WHAT YOU ARE ASKED TO DO -
Considering only lines that hold the word "siRNA", report how many there are in the listing below, as a single number.

BEGIN SOURCE MATERIAL

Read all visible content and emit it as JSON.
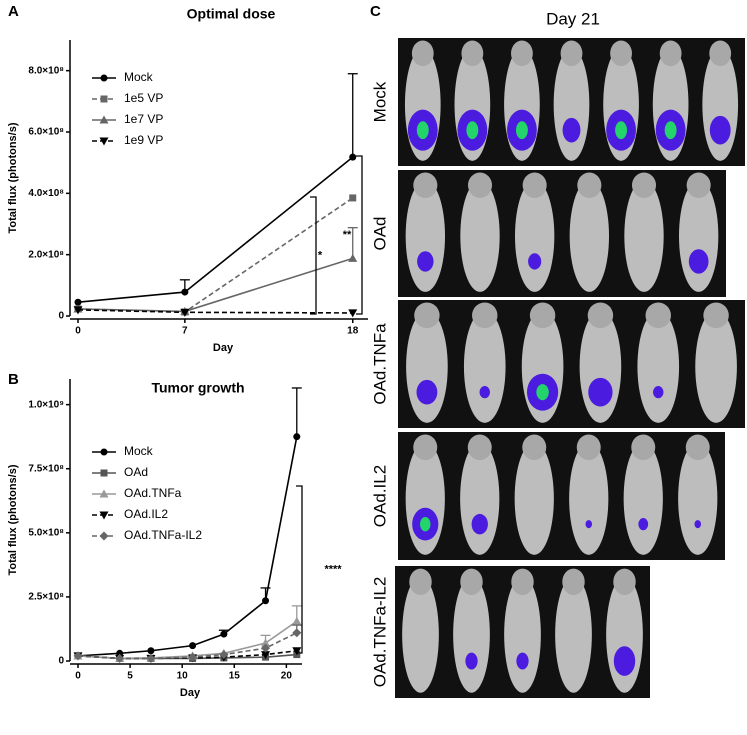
{
  "chart_data": [
    {
      "type": "line",
      "panel": "A",
      "title": "Optimal dose",
      "x_label": "Day",
      "y_label": "Total flux (photons/s)",
      "x": [
        0,
        7,
        18
      ],
      "xlim": [
        0,
        19
      ],
      "xticks": [
        0,
        7,
        18
      ],
      "ylim": [
        0,
        900000000
      ],
      "yticks": [
        0,
        {
          "value": 200000000,
          "label": "2.0×10⁸"
        },
        {
          "value": 400000000,
          "label": "4.0×10⁸"
        },
        {
          "value": 600000000,
          "label": "6.0×10⁸"
        },
        {
          "value": 800000000,
          "label": "8.0×10⁸"
        }
      ],
      "series": [
        {
          "name": "Mock",
          "color": "#000000",
          "marker": "circle",
          "dashed": false,
          "values": [
            45000000,
            78000000,
            518000000
          ],
          "errors": [
            null,
            40000000,
            272000000
          ]
        },
        {
          "name": "1e5 VP",
          "color": "#666666",
          "marker": "square",
          "dashed": true,
          "values": [
            23000000,
            13000000,
            385000000
          ],
          "errors": [
            null,
            null,
            null
          ]
        },
        {
          "name": "1e7 VP",
          "color": "#666666",
          "marker": "triangle",
          "dashed": false,
          "values": [
            23000000,
            15000000,
            188000000
          ],
          "errors": [
            null,
            null,
            100000000
          ]
        },
        {
          "name": "1e9 VP",
          "color": "#000000",
          "marker": "triangle-down",
          "dashed": true,
          "values": [
            20000000,
            12000000,
            10000000
          ],
          "errors": [
            null,
            null,
            null
          ]
        }
      ],
      "annotations": [
        "**",
        "*"
      ]
    },
    {
      "type": "line",
      "panel": "B",
      "title": "Tumor growth",
      "x_label": "Day",
      "y_label": "Total flux (photons/s)",
      "x": [
        0,
        4,
        7,
        11,
        14,
        18,
        21
      ],
      "xlim": [
        0,
        21.5
      ],
      "xticks": [
        0,
        5,
        10,
        15,
        20
      ],
      "ylim": [
        0,
        1100000000
      ],
      "yticks": [
        0,
        {
          "value": 250000000,
          "label": "2.5×10⁸"
        },
        {
          "value": 500000000,
          "label": "5.0×10⁸"
        },
        {
          "value": 750000000,
          "label": "7.5×10⁸"
        },
        {
          "value": 1000000000,
          "label": "1.0×10⁹"
        }
      ],
      "series": [
        {
          "name": "Mock",
          "color": "#000000",
          "marker": "circle",
          "dashed": false,
          "values": [
            20000000,
            30000000,
            40000000,
            60000000,
            105000000,
            235000000,
            875000000
          ],
          "errors": [
            null,
            null,
            null,
            null,
            15000000,
            50000000,
            190000000
          ]
        },
        {
          "name": "OAd",
          "color": "#555555",
          "marker": "square",
          "dashed": false,
          "values": [
            20000000,
            10000000,
            10000000,
            10000000,
            12000000,
            15000000,
            25000000
          ],
          "errors": [
            null,
            null,
            null,
            null,
            null,
            null,
            null
          ]
        },
        {
          "name": "OAd.TNFa",
          "color": "#999999",
          "marker": "triangle",
          "dashed": false,
          "values": [
            20000000,
            10000000,
            12000000,
            20000000,
            30000000,
            70000000,
            155000000
          ],
          "errors": [
            null,
            null,
            null,
            null,
            null,
            30000000,
            60000000
          ]
        },
        {
          "name": "OAd.IL2",
          "color": "#000000",
          "marker": "triangle-down",
          "dashed": true,
          "values": [
            20000000,
            10000000,
            10000000,
            12000000,
            15000000,
            25000000,
            40000000
          ],
          "errors": [
            null,
            null,
            null,
            null,
            null,
            null,
            null
          ]
        },
        {
          "name": "OAd.TNFa-IL2",
          "color": "#666666",
          "marker": "diamond",
          "dashed": true,
          "values": [
            20000000,
            10000000,
            10000000,
            15000000,
            25000000,
            50000000,
            110000000
          ],
          "errors": [
            null,
            null,
            null,
            null,
            null,
            null,
            30000000
          ]
        }
      ],
      "annotations": [
        "****"
      ]
    }
  ],
  "panel_c": {
    "letter": "C",
    "title": "Day 21",
    "rows": [
      "Mock",
      "OAd",
      "OAd.TNFa",
      "OAd.IL2",
      "OAd.TNFa-IL2"
    ]
  }
}
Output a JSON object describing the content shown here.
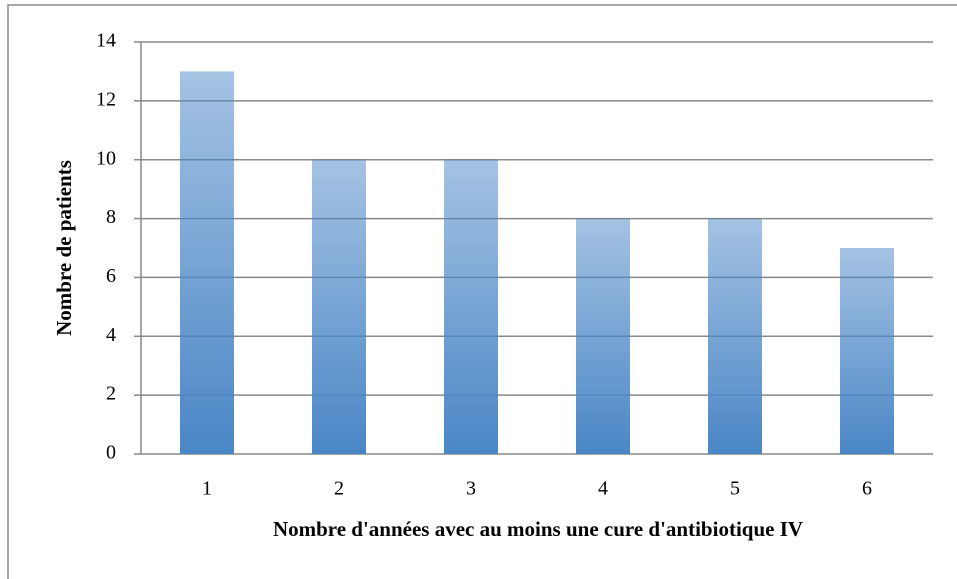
{
  "chart_data": {
    "type": "bar",
    "x_label": "Nombre d'années avec au moins une cure d'antibiotique IV",
    "y_label": "Nombre de patients",
    "categories": [
      "1",
      "2",
      "3",
      "4",
      "5",
      "6"
    ],
    "values": [
      13,
      10,
      10,
      8,
      8,
      7
    ],
    "color": "#4a86c6",
    "ylim": [
      0,
      14
    ],
    "yticks": [
      0,
      2,
      4,
      6,
      8,
      10,
      12,
      14
    ],
    "grid": true
  }
}
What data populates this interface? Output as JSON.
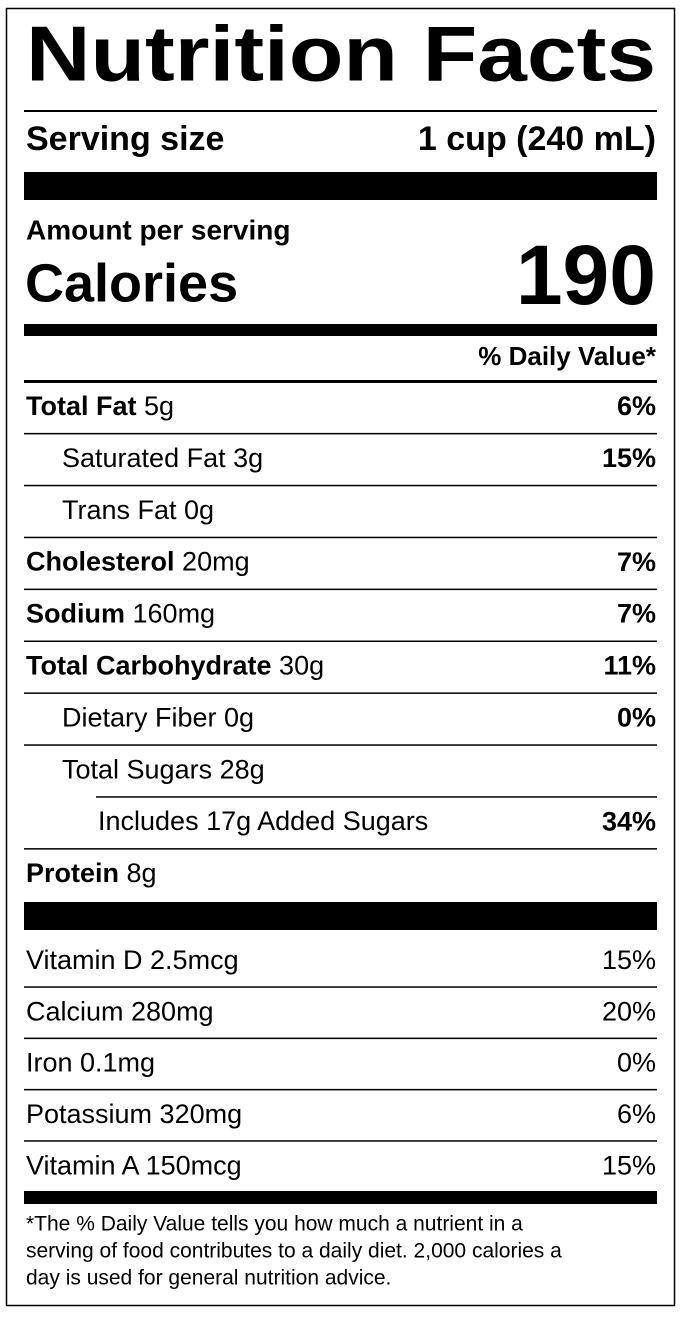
{
  "title": "Nutrition Facts",
  "serving": {
    "label": "Serving size",
    "value": "1 cup (240 mL)"
  },
  "amount_per_serving": "Amount per serving",
  "calories": {
    "label": "Calories",
    "value": "190"
  },
  "daily_value_header": "% Daily Value*",
  "nutrients": [
    {
      "name": "Total Fat",
      "amount": "5g",
      "dv": "6%",
      "sub": [
        {
          "text": "Saturated Fat 3g",
          "dv": "15%"
        },
        {
          "text": "Trans Fat 0g"
        }
      ]
    },
    {
      "name": "Cholesterol",
      "amount": "20mg",
      "dv": "7%"
    },
    {
      "name": "Sodium",
      "amount": "160mg",
      "dv": "7%"
    },
    {
      "name": "Total Carbohydrate",
      "amount": "30g",
      "dv": "11%",
      "sub": [
        {
          "text": "Dietary Fiber 0g",
          "dv": "0%"
        },
        {
          "text": "Total Sugars 28g",
          "sub": [
            {
              "text": "Includes 17g Added Sugars",
              "dv": "34%"
            }
          ]
        }
      ]
    },
    {
      "name": "Protein",
      "amount": "8g"
    }
  ],
  "vitamins": [
    {
      "text": "Vitamin D 2.5mcg",
      "dv": "15%"
    },
    {
      "text": "Calcium 280mg",
      "dv": "20%"
    },
    {
      "text": "Iron 0.1mg",
      "dv": "0%"
    },
    {
      "text": "Potassium 320mg",
      "dv": "6%"
    },
    {
      "text": "Vitamin A 150mcg",
      "dv": "15%"
    }
  ],
  "footnote": [
    "*The % Daily Value tells you how much a nutrient in a",
    "serving of food contributes to a daily diet. 2,000 calories a",
    "day is used for general nutrition advice."
  ]
}
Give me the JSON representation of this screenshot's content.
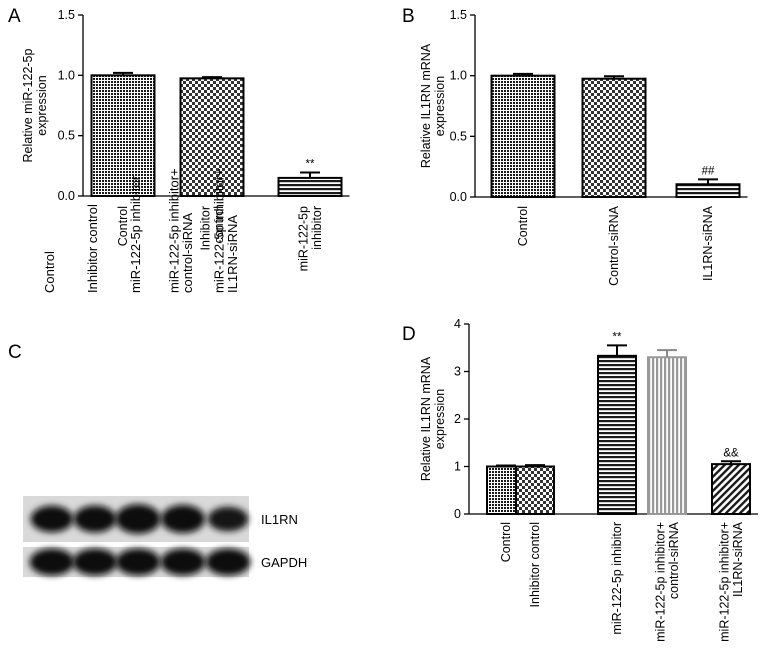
{
  "panels": {
    "A": "A",
    "B": "B",
    "C": "C",
    "D": "D"
  },
  "blot": {
    "lanes": [
      [
        "Control"
      ],
      [
        "Inhibitor control"
      ],
      [
        "miR-122-5p inhibitor"
      ],
      [
        "miR-122-5p inhibitor+",
        "control-siRNA"
      ],
      [
        "miR-122-5p inhibitor+",
        "IL1RN-siRNA"
      ]
    ],
    "bands": [
      {
        "label": "IL1RN",
        "intensities": [
          0.72,
          0.75,
          0.95,
          0.85,
          0.55
        ]
      },
      {
        "label": "GAPDH",
        "intensities": [
          0.9,
          0.9,
          0.9,
          0.9,
          0.9
        ]
      }
    ]
  },
  "chart_data": [
    {
      "panel": "A",
      "type": "bar",
      "ylabel": [
        "Relative miR-122-5p",
        "expression"
      ],
      "ylim": [
        0,
        1.5
      ],
      "yticks": [
        "0.0",
        "0.5",
        "1.0",
        "1.5"
      ],
      "categories": [
        [
          "Control"
        ],
        [
          "Inhibitor",
          "control"
        ],
        [
          "miR-122-5p",
          "inhibitor"
        ]
      ],
      "values": [
        1.0,
        0.975,
        0.15
      ],
      "errors": [
        0.02,
        0.01,
        0.045
      ],
      "annotations": [
        "",
        "",
        "**"
      ],
      "patterns": [
        "dots",
        "checker",
        "hlines"
      ]
    },
    {
      "panel": "B",
      "type": "bar",
      "ylabel": [
        "Relative IL1RN mRNA",
        "expression"
      ],
      "ylim": [
        0,
        1.5
      ],
      "yticks": [
        "0.0",
        "0.5",
        "1.0",
        "1.5"
      ],
      "categories": [
        [
          "Control"
        ],
        [
          "Control-siRNA"
        ],
        [
          "IL1RN-siRNA"
        ]
      ],
      "values": [
        1.0,
        0.975,
        0.105
      ],
      "errors": [
        0.015,
        0.02,
        0.04
      ],
      "annotations": [
        "",
        "",
        "##"
      ],
      "patterns": [
        "dots",
        "checker",
        "hlines"
      ]
    },
    {
      "panel": "D",
      "type": "bar",
      "ylabel": [
        "Relative IL1RN mRNA",
        "expression"
      ],
      "ylim": [
        0,
        4
      ],
      "yticks": [
        "0",
        "1",
        "2",
        "3",
        "4"
      ],
      "categories": [
        [
          "Control"
        ],
        [
          "Inhibitor control"
        ],
        [
          "miR-122-5p inhibitor"
        ],
        [
          "miR-122-5p inhibitor+",
          "control-siRNA"
        ],
        [
          "miR-122-5p inhibitor+",
          "IL1RN-siRNA"
        ]
      ],
      "values": [
        1.0,
        1.0,
        3.33,
        3.3,
        1.05
      ],
      "errors": [
        0.02,
        0.03,
        0.22,
        0.15,
        0.06
      ],
      "annotations": [
        "",
        "",
        "**",
        "",
        "&&"
      ],
      "patterns": [
        "dots",
        "checker",
        "hlines",
        "vlines",
        "diag"
      ]
    }
  ]
}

END SOURCE MATERIAL

RESPONSE BELOW -
6